▶ [THE EXERCISE] Restate all the material verbatim, except for the pictures.

======== RECORDS

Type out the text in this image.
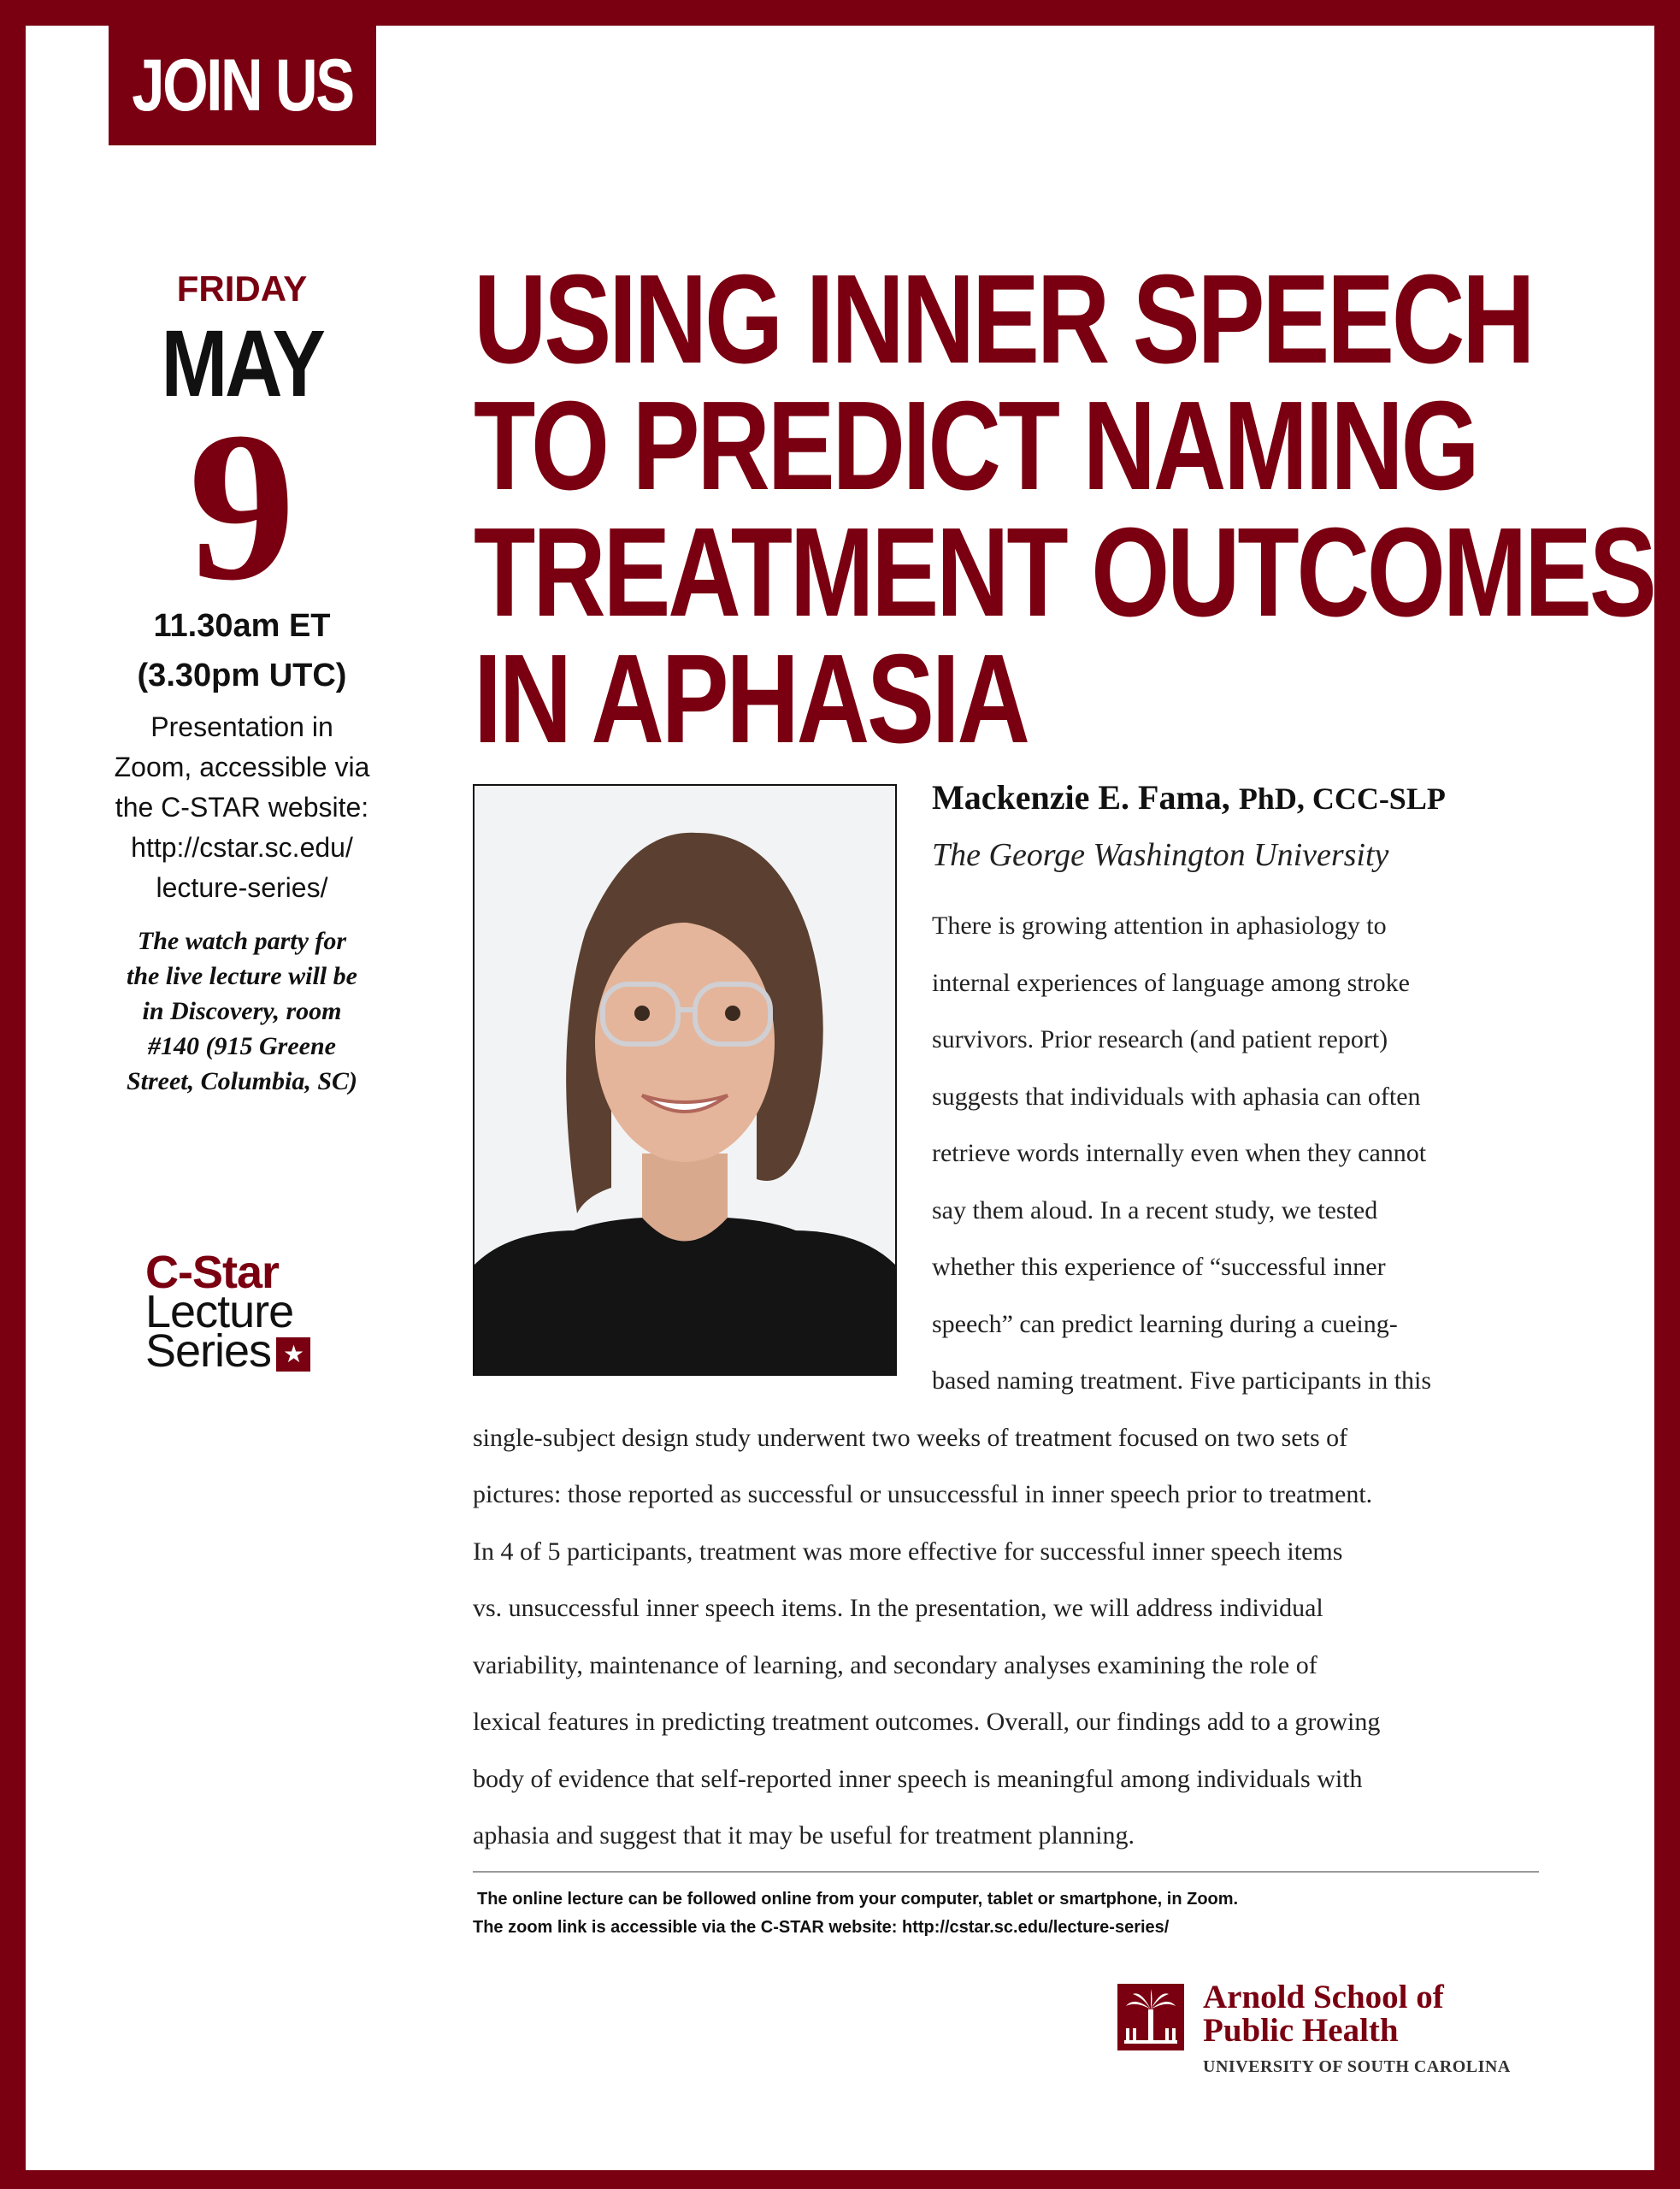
JOIN US
FRIDAY
MAY
9
11.30am ET
(3.30pm UTC)
Presentation in
Zoom, accessible via
the C-STAR website:
http://cstar.sc.edu/
lecture-series/
The watch party for
the live lecture will be
in Discovery, room
#140 (915 Greene
Street, Columbia, SC)
C-Star
Lecture
Series ★
USING INNER SPEECH
TO PREDICT NAMING
TREATMENT OUTCOMES
IN APHASIA
Mackenzie E. Fama, PhD, CCC-SLP
The George Washington University
There is growing attention in aphasiology to
internal experiences of language among stroke
survivors. Prior research (and patient report)
suggests that individuals with aphasia can often
retrieve words internally even when they cannot
say them aloud. In a recent study, we tested
whether this experience of “successful inner
speech” can predict learning during a cueing-
based naming treatment. Five participants in this
single-subject design study underwent two weeks of treatment focused on two sets of
pictures: those reported as successful or unsuccessful in inner speech prior to treatment.
In 4 of 5 participants, treatment was more effective for successful inner speech items
vs. unsuccessful inner speech items. In the presentation, we will address individual
variability, maintenance of learning, and secondary analyses examining the role of
lexical features in predicting treatment outcomes. Overall, our findings add to a growing
body of evidence that self-reported inner speech is meaningful among individuals with
aphasia and suggest that it may be useful for treatment planning.
The online lecture can be followed online from your computer, tablet or smartphone, in Zoom.
The zoom link is accessible via the C-STAR website: http://cstar.sc.edu/lecture-series/
Arnold School of
Public Health
UNIVERSITY OF SOUTH CAROLINA
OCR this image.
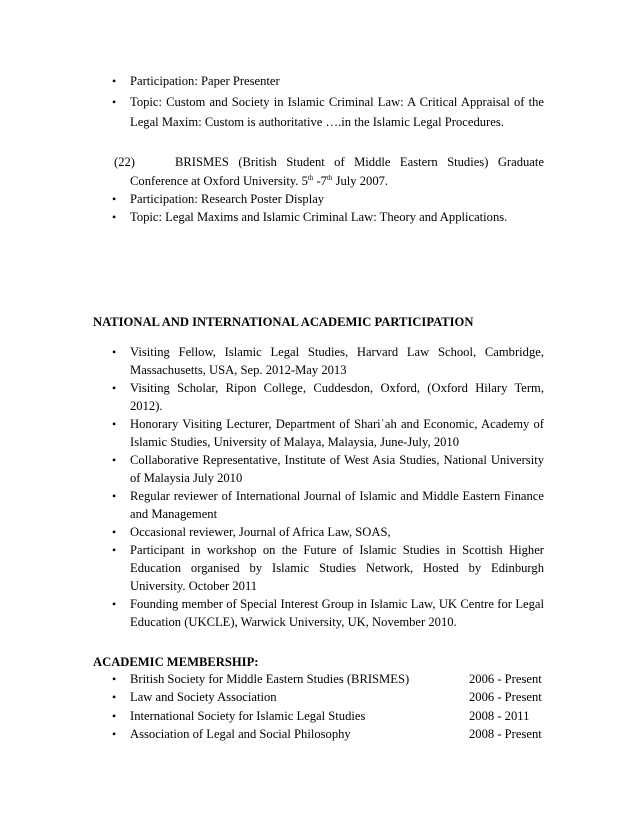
• Participation: Paper Presenter
• Topic: Custom and Society in Islamic Criminal Law: A Critical Appraisal of the
Legal Maxim: Custom is authoritative ….in the Islamic Legal Procedures.
(22)	BRISMES (British Student of Middle Eastern Studies) Graduate
Conference at Oxford University. 5th -7th July 2007.
• Participation: Research Poster Display
• Topic: Legal Maxims and Islamic Criminal Law: Theory and Applications.
NATIONAL AND INTERNATIONAL ACADEMIC PARTICIPATION
• Visiting Fellow, Islamic Legal Studies, Harvard Law School, Cambridge,
Massachusetts, USA, Sep. 2012-May 2013
• Visiting Scholar, Ripon College, Cuddesdon, Oxford, (Oxford Hilary Term,
2012).
• Honorary Visiting Lecturer, Department of Shariʿah and Economic, Academy of
Islamic Studies, University of Malaya, Malaysia, June-July, 2010
• Collaborative Representative, Institute of West Asia Studies, National University
of Malaysia July 2010
• Regular reviewer of International Journal of Islamic and Middle Eastern Finance
and Management
• Occasional reviewer, Journal of Africa Law, SOAS,
• Participant in workshop on the Future of Islamic Studies in Scottish Higher
Education organised by Islamic Studies Network, Hosted by Edinburgh
University. October 2011
• Founding member of Special Interest Group in Islamic Law, UK Centre for Legal
Education (UKCLE), Warwick University, UK, November 2010.
ACADEMIC MEMBERSHIP:
• British Society for Middle Eastern Studies (BRISMES)	2006 - Present
• Law and Society Association	2006 - Present
• International Society for Islamic Legal Studies	2008 - 2011
• Association of Legal and Social Philosophy	2008 - Present
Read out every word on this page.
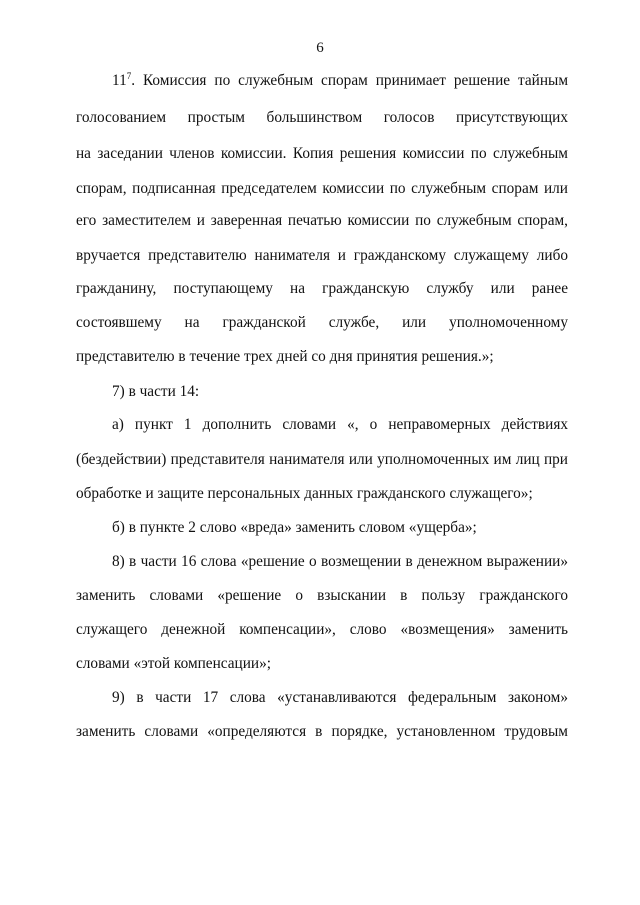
6
$11^7$. Комиссия по служебным спорам принимает решение тайным
голосованием простым большинством голосов присутствующих
на заседании членов комиссии. Копия решения комиссии по служебным
спорам, подписанная председателем комиссии по служебным спорам или
его заместителем и заверенная печатью комиссии по служебным спорам,
вручается представителю нанимателя и гражданскому служащему либо
гражданину, поступающему на гражданскую службу или ранее
состоявшему на гражданской службе, или уполномоченному
представителю в течение трех дней со дня принятия решения.»;
7) в части 14:
а) пункт 1 дополнить словами «, о неправомерных действиях
(бездействии) представителя нанимателя или уполномоченных им лиц при
обработке и защите персональных данных гражданского служащего»;
б) в пункте 2 слово «вреда» заменить словом «ущерба»;
8) в части 16 слова «решение о возмещении в денежном выражении»
заменить словами «решение о взыскании в пользу гражданского
служащего денежной компенсации», слово «возмещения» заменить
словами «этой компенсации»;
9) в части 17 слова «устанавливаются федеральным законом»
заменить словами «определяются в порядке, установленном трудовым
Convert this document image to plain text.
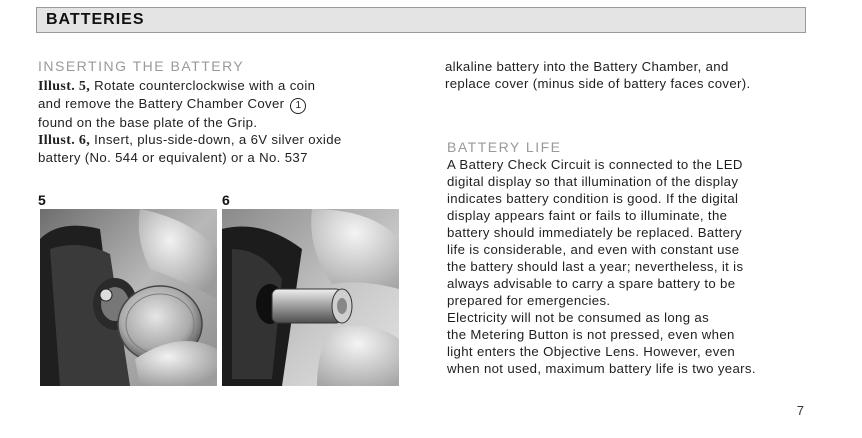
BATTERIES
INSERTING THE BATTERY

Illust. 5, Rotate counterclockwise with a coin

and remove the Battery Chamber Cover 1

found on the base plate of the Grip.

Illust. 6, Insert, plus-side-down, a 6V silver oxide

battery (No. 544 or equivalent) or a No. 537

5	6

alkaline battery into the Battery Chamber, and

replace cover (minus side of battery faces cover).

BATTERY LIFE

A Battery Check Circuit is connected to the LED

digital display so that illumination of the display

indicates battery condition is good. If the digital

display appears faint or fails to illuminate, the

battery should immediately be replaced. Battery

life is considerable, and even with constant use

the battery should last a year; nevertheless, it is

always advisable to carry a spare battery to be

prepared for emergencies.

Electricity will not be consumed as long as

the Metering Button is not pressed, even when

light enters the Objective Lens. However, even

when not used, maximum battery life is two years.

7
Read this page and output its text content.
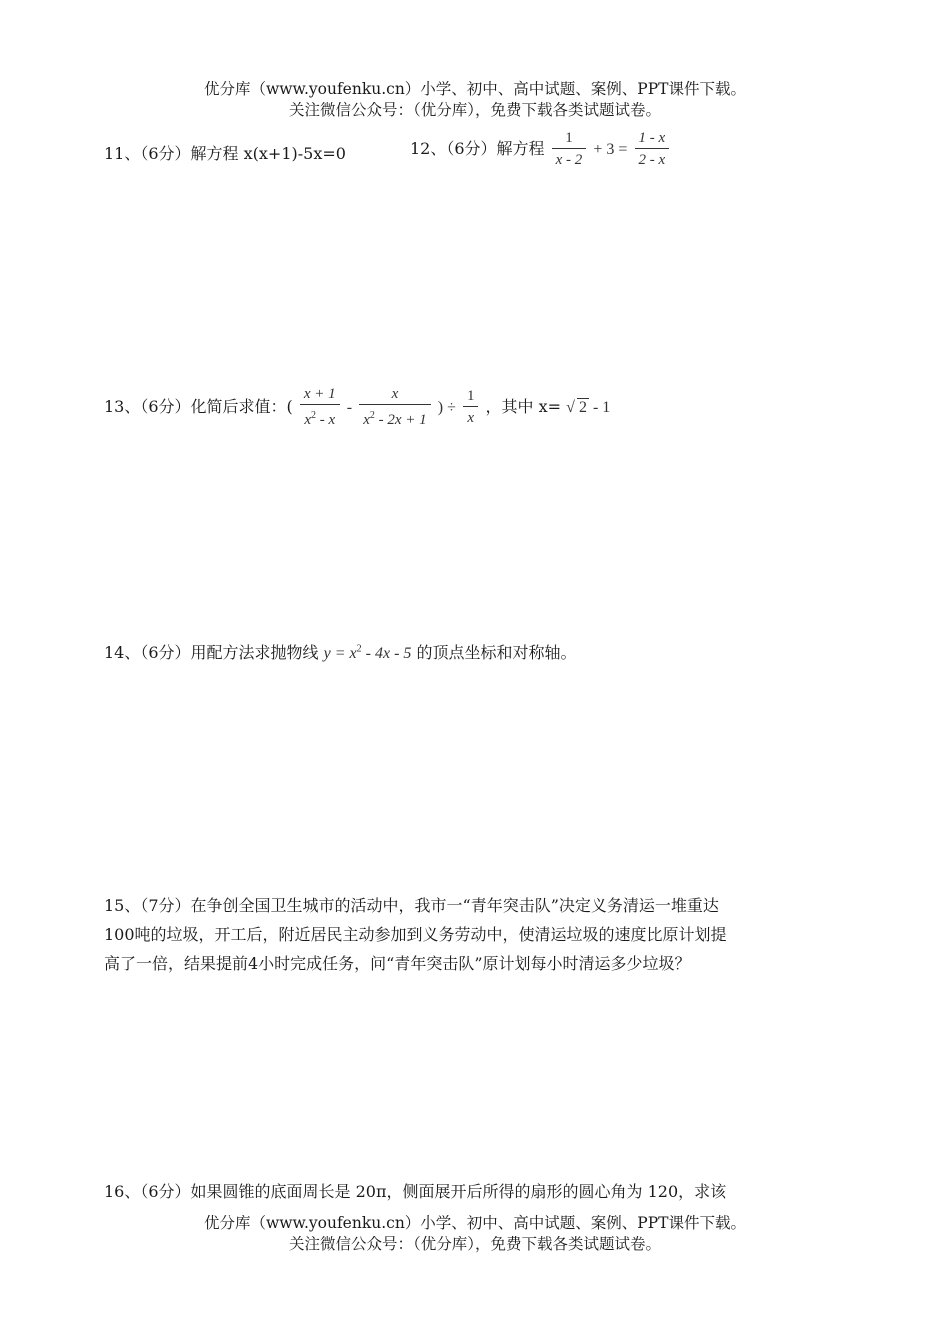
优分库（www.youfenku.cn）小学、初中、高中试题、案例、PPT课件下载。
关注微信公众号：（优分库），免费下载各类试题试卷。
11、（6分）解方程 x(x+1)-5x=0	12、（6分）解方程 $\frac{1}{x - 2} + 3 = \frac{1 - x}{2 - x}$
13、（6分）化简后求值：( $\frac{x + 1}{x^2 - x} - \frac{x}{x^2 - 2x + 1}$ ) ÷ $\frac{1}{x}$ ，其中 x= √ 2 - 1
14、（6分）用配方法求抛物线 $y = x^2 - 4x - 5$ 的顶点坐标和对称轴。
15、（7分）在争创全国卫生城市的活动中，我市一“青年突击队”决定义务清运一堆重达
100吨的垃圾，开工后，附近居民主动参加到义务劳动中，使清运垃圾的速度比原计划提
高了一倍，结果提前4小时完成任务，问“青年突击队”原计划每小时清运多少垃圾？
16、（6分）如果圆锥的底面周长是 20π，侧面展开后所得的扇形的圆心角为 120，求该
优分库（www.youfenku.cn）小学、初中、高中试题、案例、PPT课件下载。
关注微信公众号：（优分库），免费下载各类试题试卷。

================

▶ [ANSWER BELOW]
Type out the text in this image.
JOIN US
FRIDAY
MAY
9
11.30am ET
(3.30pm UTC)
Presentation in
Zoom, accessible via
the C-STAR website:
http://cstar.sc.edu/
lecture-series/
The watch party for
the live lecture will be
in Discovery, room
#140 (915 Greene
Street, Columbia, SC)
C-Star
Lecture
Series ★
USING INNER SPEECH
TO PREDICT NAMING
TREATMENT OUTCOMES
IN APHASIA
Mackenzie E. Fama, PhD, CCC-SLP
The George Washington University
There is growing attention in aphasiology to
internal experiences of language among stroke
survivors. Prior research (and patient report)
suggests that individuals with aphasia can often
retrieve words internally even when they cannot
say them aloud. In a recent study, we tested
whether this experience of “successful inner
speech” can predict learning during a cueing-
based naming treatment. Five participants in this
single-subject design study underwent two weeks of treatment focused on two sets of
pictures: those reported as successful or unsuccessful in inner speech prior to treatment.
In 4 of 5 participants, treatment was more effective for successful inner speech items
vs. unsuccessful inner speech items. In the presentation, we will address individual
variability, maintenance of learning, and secondary analyses examining the role of
lexical features in predicting treatment outcomes. Overall, our findings add to a growing
body of evidence that self-reported inner speech is meaningful among individuals with
aphasia and suggest that it may be useful for treatment planning.
The online lecture can be followed online from your computer, tablet or smartphone, in Zoom.
The zoom link is accessible via the C-STAR website: http://cstar.sc.edu/lecture-series/
Arnold School of
Public Health
UNIVERSITY OF SOUTH CAROLINA
OCR this image.
• Participation: Paper Presenter
• Topic: Custom and Society in Islamic Criminal Law: A Critical Appraisal of the
Legal Maxim: Custom is authoritative ….in the Islamic Legal Procedures.
(22)	BRISMES (British Student of Middle Eastern Studies) Graduate
Conference at Oxford University. 5th -7th July 2007.
• Participation: Research Poster Display
• Topic: Legal Maxims and Islamic Criminal Law: Theory and Applications.
NATIONAL AND INTERNATIONAL ACADEMIC PARTICIPATION
• Visiting Fellow, Islamic Legal Studies, Harvard Law School, Cambridge,
Massachusetts, USA, Sep. 2012-May 2013
• Visiting Scholar, Ripon College, Cuddesdon, Oxford, (Oxford Hilary Term,
2012).
• Honorary Visiting Lecturer, Department of Shariʿah and Economic, Academy of
Islamic Studies, University of Malaya, Malaysia, June-July, 2010
• Collaborative Representative, Institute of West Asia Studies, National University
of Malaysia July 2010
• Regular reviewer of International Journal of Islamic and Middle Eastern Finance
and Management
• Occasional reviewer, Journal of Africa Law, SOAS,
• Participant in workshop on the Future of Islamic Studies in Scottish Higher
Education organised by Islamic Studies Network, Hosted by Edinburgh
University. October 2011
• Founding member of Special Interest Group in Islamic Law, UK Centre for Legal
Education (UKCLE), Warwick University, UK, November 2010.
ACADEMIC MEMBERSHIP:
• British Society for Middle Eastern Studies (BRISMES)	2006 - Present
• Law and Society Association	2006 - Present
• International Society for Islamic Legal Studies	2008 - 2011
• Association of Legal and Social Philosophy	2008 - Present
Read out every word on this page.
6
$11^7$. Комиссия по служебным спорам принимает решение тайным
голосованием простым большинством голосов присутствующих
на заседании членов комиссии. Копия решения комиссии по служебным
спорам, подписанная председателем комиссии по служебным спорам или
его заместителем и заверенная печатью комиссии по служебным спорам,
вручается представителю нанимателя и гражданскому служащему либо
гражданину, поступающему на гражданскую службу или ранее
состоявшему на гражданской службе, или уполномоченному
представителю в течение трех дней со дня принятия решения.»;
7) в части 14:
а) пункт 1 дополнить словами «, о неправомерных действиях
(бездействии) представителя нанимателя или уполномоченных им лиц при
обработке и защите персональных данных гражданского служащего»;
б) в пункте 2 слово «вреда» заменить словом «ущерба»;
8) в части 16 слова «решение о возмещении в денежном выражении»
заменить словами «решение о взыскании в пользу гражданского
служащего денежной компенсации», слово «возмещения» заменить
словами «этой компенсации»;
9) в части 17 слова «устанавливаются федеральным законом»
заменить словами «определяются в порядке, установленном трудовым
Convert this document image to plain text.
BATTERIES
INSERTING THE BATTERY

Illust. 5, Rotate counterclockwise with a coin

and remove the Battery Chamber Cover 1

found on the base plate of the Grip.

Illust. 6, Insert, plus-side-down, a 6V silver oxide

battery (No. 544 or equivalent) or a No. 537

5	6

alkaline battery into the Battery Chamber, and

replace cover (minus side of battery faces cover).

BATTERY LIFE

A Battery Check Circuit is connected to the LED

digital display so that illumination of the display

indicates battery condition is good. If the digital

display appears faint or fails to illuminate, the

battery should immediately be replaced. Battery

life is considerable, and even with constant use

the battery should last a year; nevertheless, it is

always advisable to carry a spare battery to be

prepared for emergencies.

Electricity will not be consumed as long as

the Metering Button is not pressed, even when

light enters the Objective Lens. However, even

when not used, maximum battery life is two years.

7
Read this page and output its text content.
优分库（www.youfenku.cn）小学、初中、高中试题、案例、PPT课件下载。
关注微信公众号：（优分库），免费下载各类试题试卷。
11、（6分）解方程 x(x+1)-5x=0	12、（6分）解方程 $\frac{1}{x - 2} + 3 = \frac{1 - x}{2 - x}$
13、（6分）化简后求值：( $\frac{x + 1}{x^2 - x} - \frac{x}{x^2 - 2x + 1}$ ) ÷ $\frac{1}{x}$ ，其中 x= √ 2 - 1
14、（6分）用配方法求抛物线 $y = x^2 - 4x - 5$ 的顶点坐标和对称轴。
15、（7分）在争创全国卫生城市的活动中，我市一“青年突击队”决定义务清运一堆重达
100吨的垃圾，开工后，附近居民主动参加到义务劳动中，使清运垃圾的速度比原计划提
高了一倍，结果提前4小时完成任务，问“青年突击队”原计划每小时清运多少垃圾？
16、（6分）如果圆锥的底面周长是 20π，侧面展开后所得的扇形的圆心角为 120，求该
优分库（www.youfenku.cn）小学、初中、高中试题、案例、PPT课件下载。
关注微信公众号：（优分库），免费下载各类试题试卷。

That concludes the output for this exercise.